Start of Block
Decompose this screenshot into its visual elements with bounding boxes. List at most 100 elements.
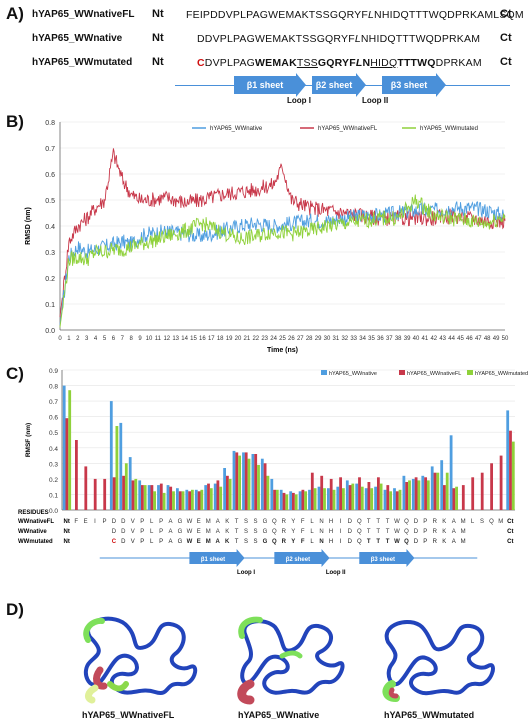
- residue-letter: D: [121, 539, 126, 545]
- rmsf-bar: [213, 483, 217, 510]
- seq-name-mutated: hYAP65_WWmutated: [32, 57, 133, 68]
- residue-letter: E: [197, 539, 201, 545]
- beta-sheet-label: β2 sheet: [286, 557, 310, 563]
- ct-label: Ct: [507, 539, 513, 545]
- rmsf-bar: [395, 491, 399, 510]
- residue-letter: A: [216, 529, 220, 535]
- beta-sheet-arrow: [189, 549, 245, 567]
- residue-letter: F: [301, 529, 305, 535]
- residue-letter: P: [159, 519, 163, 525]
- rmsf-bar: [147, 485, 151, 510]
- rmsf-bar: [219, 486, 223, 510]
- legend-swatch: [467, 370, 473, 375]
- protein-structure-nativefl: [83, 616, 198, 704]
- loop2-label: Loop II: [362, 96, 389, 105]
- rmsf-bar: [506, 410, 510, 510]
- residue-letter: W: [394, 539, 400, 545]
- x-tick-label: 6: [112, 336, 116, 342]
- residue-letter: P: [423, 519, 427, 525]
- y-axis-label: RMSD (nm): [25, 207, 32, 245]
- residue-letter: R: [282, 519, 287, 525]
- rmsf-bar: [247, 458, 251, 510]
- rmsf-bar: [426, 480, 430, 510]
- y-tick-label: 0.3: [45, 250, 55, 257]
- x-tick-label: 10: [146, 336, 153, 342]
- x-tick-label: 14: [181, 336, 188, 342]
- residue-letter: A: [168, 519, 172, 525]
- x-tick-label: 45: [457, 336, 464, 342]
- rmsf-bar: [172, 491, 175, 510]
- residue-letter: M: [206, 539, 211, 545]
- residue-letter: G: [178, 529, 183, 535]
- residue-letter: L: [150, 519, 154, 525]
- y-tick-label: 0.3: [49, 461, 58, 468]
- rmsf-bar: [279, 489, 283, 510]
- seq-name-nativefl: hYAP65_WWnativeFL: [32, 9, 135, 20]
- residue-letter: W: [187, 529, 193, 535]
- x-tick-label: 36: [377, 336, 384, 342]
- x-tick-label: 35: [368, 336, 375, 342]
- legend-entry: hYAP65_WWmutated: [475, 371, 528, 377]
- rmsf-bar: [294, 494, 298, 510]
- rmsd-series-line: [59, 148, 506, 318]
- residue-letter: R: [282, 529, 287, 535]
- rmsf-bar: [336, 486, 340, 510]
- rmsf-bar: [93, 478, 97, 510]
- residue-letter: W: [394, 529, 400, 535]
- rmsf-bar: [270, 478, 274, 510]
- x-tick-label: 15: [190, 336, 197, 342]
- rmsf-bar: [386, 485, 390, 510]
- rmsf-bar: [115, 426, 119, 510]
- rmsd-series-line: [59, 194, 506, 328]
- beta-sheet-arrow: [274, 549, 330, 567]
- y-axis-label: RMSF (nm): [25, 423, 32, 457]
- rmsf-bar: [134, 478, 138, 510]
- residue-letter: L: [471, 519, 475, 525]
- seq-name-native: hYAP65_WWnative: [32, 33, 123, 44]
- residue-letter: K: [442, 539, 446, 545]
- rmsf-bar: [194, 489, 198, 510]
- y-tick-label: 0.0: [49, 508, 58, 515]
- x-tick-label: 39: [404, 336, 411, 342]
- rmsf-bar: [178, 491, 182, 510]
- rmsd-line-chart: 0.00.10.20.30.40.50.60.70.80 1 2 3 4 5 6 7 8 9 10 1…: [25, 120, 509, 354]
- nt-label: Nt: [64, 529, 70, 535]
- x-tick-label: 4: [94, 336, 98, 342]
- residue-letter: Q: [357, 519, 362, 525]
- rmsf-bar: [370, 488, 374, 510]
- residue-letter: A: [168, 539, 172, 545]
- residue-letter: P: [140, 519, 144, 525]
- y-tick-label: 0.0: [45, 328, 55, 335]
- residue-letter: A: [216, 539, 221, 545]
- rmsf-bar: [285, 494, 289, 510]
- rmsf-bar: [128, 457, 132, 510]
- x-tick-label: 31: [333, 336, 340, 342]
- residue-letter: L: [310, 519, 314, 525]
- rmsf-bar: [313, 488, 317, 510]
- y-tick-label: 0.1: [45, 302, 55, 309]
- residue-letter: K: [225, 539, 230, 545]
- residue-letter: S: [244, 529, 248, 535]
- rmsf-bar: [266, 475, 270, 510]
- residue-letter: M: [498, 519, 503, 525]
- residue-letter: E: [84, 519, 88, 525]
- rmsf-bar: [342, 488, 345, 510]
- residue-letter: D: [414, 529, 419, 535]
- rmsf-bar: [138, 480, 142, 510]
- y-tick-label: 0.4: [49, 446, 58, 453]
- residue-letter: T: [376, 529, 380, 535]
- rmsf-bar: [317, 486, 321, 510]
- structure-label-mutated: hYAP65_WWmutated: [384, 710, 475, 720]
- rmsf-bar: [197, 491, 201, 510]
- rmsf-bar: [389, 491, 392, 510]
- nt-label: Nt: [152, 8, 164, 20]
- x-tick-label: 5: [103, 336, 107, 342]
- residue-letter: M: [206, 529, 211, 535]
- residue-letter: P: [140, 539, 144, 545]
- loop1-label: Loop I: [237, 570, 255, 576]
- x-tick-label: 29: [315, 336, 322, 342]
- residue-letter: D: [348, 539, 353, 545]
- residue-letter: Y: [291, 539, 295, 545]
- residue-letter: M: [461, 519, 466, 525]
- residue-letter: I: [340, 539, 342, 545]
End of Block
_Work to be completed_: Once the pictures are set aside, give the rest of the listing again exactly.

_Result of this task_:
Decompose this screenshot into its visual elements with bounding boxes. List at most 100 elements.
- residue-letter: D: [121, 539, 126, 545]
- rmsf-bar: [213, 483, 217, 510]
- seq-name-mutated: hYAP65_WWmutated: [32, 57, 133, 68]
- residue-letter: E: [197, 539, 201, 545]
- beta-sheet-label: β2 sheet: [286, 557, 310, 563]
- ct-label: Ct: [507, 539, 513, 545]
- rmsf-bar: [395, 491, 399, 510]
- residue-letter: A: [216, 529, 220, 535]
- beta-sheet-arrow: [189, 549, 245, 567]
- residue-letter: F: [301, 529, 305, 535]
- residue-letter: P: [159, 519, 163, 525]
- rmsf-bar: [147, 485, 151, 510]
- rmsf-bar: [219, 486, 223, 510]
- legend-swatch: [467, 370, 473, 375]
- protein-structure-nativefl: [83, 616, 198, 704]
- loop2-label: Loop II: [362, 96, 389, 105]
- rmsf-bar: [506, 410, 510, 510]
- residue-letter: W: [394, 539, 400, 545]
- x-tick-label: 6: [112, 336, 116, 342]
- residue-letter: P: [423, 519, 427, 525]
- y-axis-label: RMSD (nm): [25, 207, 32, 245]
- residue-letter: R: [282, 519, 287, 525]
- rmsf-bar: [247, 458, 251, 510]
- rmsf-bar: [426, 480, 430, 510]
- y-tick-label: 0.3: [45, 250, 55, 257]
- x-tick-label: 10: [146, 336, 153, 342]
- x-tick-label: 14: [181, 336, 188, 342]
- residue-letter: A: [168, 519, 172, 525]
- x-tick-label: 45: [457, 336, 464, 342]
- rmsf-bar: [172, 491, 175, 510]
- residue-letter: M: [206, 539, 211, 545]
- residue-letter: G: [178, 529, 183, 535]
- residue-letter: L: [150, 519, 154, 525]
- y-tick-label: 0.3: [49, 461, 58, 468]
- rmsf-bar: [279, 489, 283, 510]
- seq-name-nativefl: hYAP65_WWnativeFL: [32, 9, 135, 20]
- residue-letter: W: [187, 529, 193, 535]
- x-tick-label: 36: [377, 336, 384, 342]
- x-tick-label: 35: [368, 336, 375, 342]
- legend-entry: hYAP65_WWmutated: [475, 371, 528, 377]
- rmsf-bar: [294, 494, 298, 510]
- rmsd-series-line: [59, 148, 506, 318]
- residue-letter: R: [282, 529, 287, 535]
- rmsf-bar: [336, 486, 340, 510]
- rmsf-bar: [93, 478, 97, 510]
- residue-letter: W: [394, 529, 400, 535]
- rmsf-bar: [270, 478, 274, 510]
- x-tick-label: 15: [190, 336, 197, 342]
- rmsf-bar: [386, 485, 390, 510]
- rmsf-bar: [115, 426, 119, 510]
- rmsd-series-line: [59, 194, 506, 328]
- beta-sheet-arrow: [274, 549, 330, 567]
- y-axis-label: RMSF (nm): [25, 423, 32, 457]
- rmsf-bar: [134, 478, 138, 510]
- residue-letter: L: [471, 519, 475, 525]
- seq-name-native: hYAP65_WWnative: [32, 33, 123, 44]
- residue-letter: K: [442, 539, 446, 545]
- rmsf-bar: [194, 489, 198, 510]
- y-tick-label: 0.0: [49, 508, 58, 515]
- x-tick-label: 39: [404, 336, 411, 342]
- rmsf-bar: [178, 491, 182, 510]
- rmsd-line-chart: 0.00.10.20.30.40.50.60.70.80 1 2 3 4 5 6 7 8 9 10 1…: [25, 120, 509, 354]
- nt-label: Nt: [64, 529, 70, 535]
- x-tick-label: 4: [94, 336, 98, 342]
- residue-letter: Q: [357, 519, 362, 525]
- rmsf-bar: [370, 488, 374, 510]
- residue-letter: A: [168, 539, 172, 545]
- residue-letter: P: [140, 519, 144, 525]
- y-tick-label: 0.0: [45, 328, 55, 335]
- residue-letter: A: [216, 539, 221, 545]
- rmsf-bar: [285, 494, 289, 510]
- rmsf-bar: [128, 457, 132, 510]
- x-tick-label: 31: [333, 336, 340, 342]
- residue-letter: L: [310, 519, 314, 525]
- rmsf-bar: [313, 488, 317, 510]
- y-tick-label: 0.1: [45, 302, 55, 309]
- residue-letter: K: [225, 539, 230, 545]
- residue-letter: S: [244, 529, 248, 535]
- rmsf-bar: [266, 475, 270, 510]
- residue-letter: M: [498, 519, 503, 525]
- residue-letter: E: [84, 519, 88, 525]
- rmsf-bar: [342, 488, 345, 510]
- residue-letter: D: [414, 529, 419, 535]
- rmsf-bar: [138, 480, 142, 510]
- y-tick-label: 0.4: [49, 446, 58, 453]
- residue-letter: T: [376, 529, 380, 535]
- rmsf-bar: [317, 486, 321, 510]
- structure-label-mutated: hYAP65_WWmutated: [384, 710, 475, 720]
- rmsf-bar: [197, 491, 201, 510]
- rmsf-bar: [389, 491, 392, 510]
- nt-label: Nt: [152, 8, 164, 20]
- x-tick-label: 5: [103, 336, 107, 342]
- residue-letter: M: [206, 529, 211, 535]
- residue-letter: P: [140, 539, 144, 545]
- loop1-label: Loop I: [237, 570, 255, 576]
- x-tick-label: 29: [315, 336, 322, 342]
- residue-letter: D: [348, 539, 353, 545]
- residue-letter: Y: [291, 539, 295, 545]
- residue-letter: M: [461, 519, 466, 525]
- residue-letter: I: [340, 539, 342, 545]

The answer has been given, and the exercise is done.